Start of Study text

Juan
Romero

ISSUE NO. 144
April 1, 2026
April 1, 2026
Juan
Romero
ROSSSSSSSSSSSY, 2025
Collage on paper, A3

Juan Romero

Juan Romero is an artist whose practice spans graphic design and sound, rooted in underground culture with a punk sensibility. Drawing from a countercultural lineage of queer cinema, horror aesthetics, and post-punk music, his work deconstructs portraiture to interrogate beauty standards and celebrate imperfection. Through collage, Romero constructs what he calls "benevolent monsters": hybrid figures that reveal the poetic potential of the grotesque.


In the Words of the Artist

ROSSY, 2025
Collage on paper, A4

I have always made collages since I was very young. In graphic design school, it was a way to work around my weaknesses in drawing. This deepened during COVID — while everything slowed down, diving back into collage felt deeply salvaging. It is a burlesque way of diverting reality, of creating your own world and language.

What I love most are the details. The detail that catches your eye, slightly disturbs you, and makes you want to reveal it, give it space. The detail many people find ugly, but that I want to sublimate and make even more beautiful and visible. For me, collage is about bringing out the singularity of an image in an XXL version. It is hypnotic, punk, and raw. It reflects an entire underground culture: that of fanzines, of a "poor," instinctive, intuitive art.

These collages become a kind of monster. But my monsters are not monsters. They are benevolent. Encountered through paths as wild as they are varied, emerging from B-movies, cinema classics, or a queer universe, they reflect a culture that is deeply precious to me.

Sweet T, 2025
Collage on paper, A4

I am part of Musique d'Apéritif, an artistic collective through which we organize concerts, DJ sets, and exhibitions, and run both a studio and a label. What's funny is that I think about music the same way I think about collage, cutting a track, a song, placing it onto another sound. Whether performing DJ sets with the collective or composing with my solo project Jaters Whon, the instinct is the same.

I like it analog and imperfect. Mistakes, textures, glitches. These practices naturally come together; my collages often become flyers, concert visuals, or album covers. And collage, to me, is deeply connected to the DNA of punk and underground culture. So it feels natural that these worlds respond to one another. The loop is complete.

No Name, 2023
Collage on paper, A5

I am always searching for images that resonate with me, ones that immediately catch my eye and trigger something, even in a subtle or unconscious way. I work a lot with instinct. If an image slightly disturbs me, fascinates me, or makes me uncomfortable, I know there is something there.

End of Study text

_Problem set_:
a: Please repeat the Juan Romero profile word for word, everything from "These collages become" down to "precious to me.".
b: Condense the paragraph of the Juan Romero profile that begins "I am part of Musique d'Apéritif" into a short bulleted list that keeps its main facts.
The records are separate material, unrelated to the Juan Romero profile.

Start of Dataset excerpts

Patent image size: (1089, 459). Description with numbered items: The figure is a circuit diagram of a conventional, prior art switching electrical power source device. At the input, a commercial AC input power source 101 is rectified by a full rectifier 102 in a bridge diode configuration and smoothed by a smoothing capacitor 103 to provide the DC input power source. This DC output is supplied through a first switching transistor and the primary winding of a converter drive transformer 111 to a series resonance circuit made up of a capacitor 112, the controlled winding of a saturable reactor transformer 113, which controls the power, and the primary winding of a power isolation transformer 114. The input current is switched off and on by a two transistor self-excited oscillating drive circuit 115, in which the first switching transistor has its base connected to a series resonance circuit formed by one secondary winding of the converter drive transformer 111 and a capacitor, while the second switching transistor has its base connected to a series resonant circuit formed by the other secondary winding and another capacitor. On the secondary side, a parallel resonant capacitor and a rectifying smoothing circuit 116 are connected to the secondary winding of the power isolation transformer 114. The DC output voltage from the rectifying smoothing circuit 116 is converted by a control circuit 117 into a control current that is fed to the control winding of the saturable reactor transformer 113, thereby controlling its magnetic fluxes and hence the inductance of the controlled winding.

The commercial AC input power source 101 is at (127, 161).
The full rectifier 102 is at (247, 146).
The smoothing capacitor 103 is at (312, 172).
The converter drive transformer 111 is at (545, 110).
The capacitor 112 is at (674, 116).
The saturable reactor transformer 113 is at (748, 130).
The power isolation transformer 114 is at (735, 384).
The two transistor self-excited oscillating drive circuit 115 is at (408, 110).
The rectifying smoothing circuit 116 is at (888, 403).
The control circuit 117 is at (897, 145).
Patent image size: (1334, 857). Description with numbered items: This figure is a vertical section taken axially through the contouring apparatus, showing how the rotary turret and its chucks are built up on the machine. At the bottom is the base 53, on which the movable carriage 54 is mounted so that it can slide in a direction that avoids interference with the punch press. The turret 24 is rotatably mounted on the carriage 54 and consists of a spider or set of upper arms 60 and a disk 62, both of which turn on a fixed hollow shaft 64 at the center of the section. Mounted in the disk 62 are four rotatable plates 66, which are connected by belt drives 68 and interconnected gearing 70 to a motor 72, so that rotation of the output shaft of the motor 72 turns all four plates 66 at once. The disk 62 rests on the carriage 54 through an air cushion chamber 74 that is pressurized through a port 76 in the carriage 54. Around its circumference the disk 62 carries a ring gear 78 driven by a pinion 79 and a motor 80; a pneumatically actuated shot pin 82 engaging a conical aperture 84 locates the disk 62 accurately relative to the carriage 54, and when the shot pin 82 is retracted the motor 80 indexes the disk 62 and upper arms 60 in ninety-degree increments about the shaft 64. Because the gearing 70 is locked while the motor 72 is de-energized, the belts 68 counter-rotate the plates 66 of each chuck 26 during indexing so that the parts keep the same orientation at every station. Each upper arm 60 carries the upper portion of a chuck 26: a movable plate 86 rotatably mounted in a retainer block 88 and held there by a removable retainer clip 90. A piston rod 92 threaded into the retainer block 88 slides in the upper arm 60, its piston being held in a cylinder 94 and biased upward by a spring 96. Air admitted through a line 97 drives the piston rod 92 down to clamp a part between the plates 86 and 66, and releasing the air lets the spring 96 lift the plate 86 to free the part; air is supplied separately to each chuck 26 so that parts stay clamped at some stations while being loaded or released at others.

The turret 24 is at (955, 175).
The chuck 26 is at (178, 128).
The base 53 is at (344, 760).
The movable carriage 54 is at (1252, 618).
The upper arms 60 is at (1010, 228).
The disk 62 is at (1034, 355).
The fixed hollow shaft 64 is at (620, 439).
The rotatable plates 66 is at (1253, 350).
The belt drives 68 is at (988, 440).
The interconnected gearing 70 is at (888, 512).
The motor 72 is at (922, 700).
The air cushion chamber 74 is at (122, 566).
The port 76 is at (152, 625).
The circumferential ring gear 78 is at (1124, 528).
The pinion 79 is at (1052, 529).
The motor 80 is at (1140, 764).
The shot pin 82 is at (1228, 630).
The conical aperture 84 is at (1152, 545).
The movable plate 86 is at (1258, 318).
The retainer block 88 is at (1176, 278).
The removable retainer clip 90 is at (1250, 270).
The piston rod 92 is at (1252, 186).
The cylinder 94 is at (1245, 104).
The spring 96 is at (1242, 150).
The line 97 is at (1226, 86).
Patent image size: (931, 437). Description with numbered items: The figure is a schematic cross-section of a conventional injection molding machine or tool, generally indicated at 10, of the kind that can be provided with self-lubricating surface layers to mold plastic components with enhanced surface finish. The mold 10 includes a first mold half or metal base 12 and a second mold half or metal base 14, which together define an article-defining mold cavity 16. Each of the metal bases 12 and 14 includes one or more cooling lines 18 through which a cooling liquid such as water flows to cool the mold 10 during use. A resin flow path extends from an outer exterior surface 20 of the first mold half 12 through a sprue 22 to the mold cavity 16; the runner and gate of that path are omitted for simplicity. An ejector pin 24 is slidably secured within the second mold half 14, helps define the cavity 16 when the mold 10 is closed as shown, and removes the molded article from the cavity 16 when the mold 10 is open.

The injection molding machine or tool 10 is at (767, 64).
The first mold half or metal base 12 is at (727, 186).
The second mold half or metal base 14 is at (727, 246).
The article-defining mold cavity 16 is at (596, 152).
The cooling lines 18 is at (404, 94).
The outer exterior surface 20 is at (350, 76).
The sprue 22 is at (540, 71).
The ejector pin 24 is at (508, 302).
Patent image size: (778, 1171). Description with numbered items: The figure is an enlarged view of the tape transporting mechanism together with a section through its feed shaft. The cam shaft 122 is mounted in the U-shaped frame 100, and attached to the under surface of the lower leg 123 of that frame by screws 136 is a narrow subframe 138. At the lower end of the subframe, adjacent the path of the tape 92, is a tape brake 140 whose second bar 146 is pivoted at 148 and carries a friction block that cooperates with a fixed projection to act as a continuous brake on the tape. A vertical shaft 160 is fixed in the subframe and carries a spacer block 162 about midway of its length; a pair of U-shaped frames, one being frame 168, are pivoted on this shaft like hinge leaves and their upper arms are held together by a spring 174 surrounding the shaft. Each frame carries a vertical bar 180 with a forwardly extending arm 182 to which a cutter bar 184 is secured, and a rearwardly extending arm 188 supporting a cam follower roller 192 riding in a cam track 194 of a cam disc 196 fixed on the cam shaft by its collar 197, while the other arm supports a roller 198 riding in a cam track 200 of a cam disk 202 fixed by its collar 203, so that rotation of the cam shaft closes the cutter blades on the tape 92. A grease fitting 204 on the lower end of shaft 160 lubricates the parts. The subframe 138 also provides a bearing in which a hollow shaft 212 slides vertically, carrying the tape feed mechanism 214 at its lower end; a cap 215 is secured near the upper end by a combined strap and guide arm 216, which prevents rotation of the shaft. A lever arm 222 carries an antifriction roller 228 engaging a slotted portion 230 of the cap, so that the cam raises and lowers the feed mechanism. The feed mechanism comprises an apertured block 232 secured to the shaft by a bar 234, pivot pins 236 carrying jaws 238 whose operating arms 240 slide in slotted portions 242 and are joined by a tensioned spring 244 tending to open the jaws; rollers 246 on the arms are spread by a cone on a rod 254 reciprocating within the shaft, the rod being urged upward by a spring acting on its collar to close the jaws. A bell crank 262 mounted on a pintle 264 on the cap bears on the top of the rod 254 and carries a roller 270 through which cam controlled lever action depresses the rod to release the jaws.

End of Dataset excerpts

_Solutions to each task_:
a:
These collages become a kind of monster. But my monsters are not monsters. They are benevolent. Encountered through paths as wild as they are varied, emerging from B-movies, cinema classics, or a queer universe, they reflect a culture that is deeply precious to me.

b:
- Romero belongs to Musique d'Apéritif, an artistic collective that organizes concerts, DJ sets and exhibitions and runs both a studio and a label.
- He thinks about music the same way he thinks about collage: cutting a track or song and placing it onto another sound.
- The same instinct guides his DJ sets with the collective and his composing for his solo project, Jaters Whon.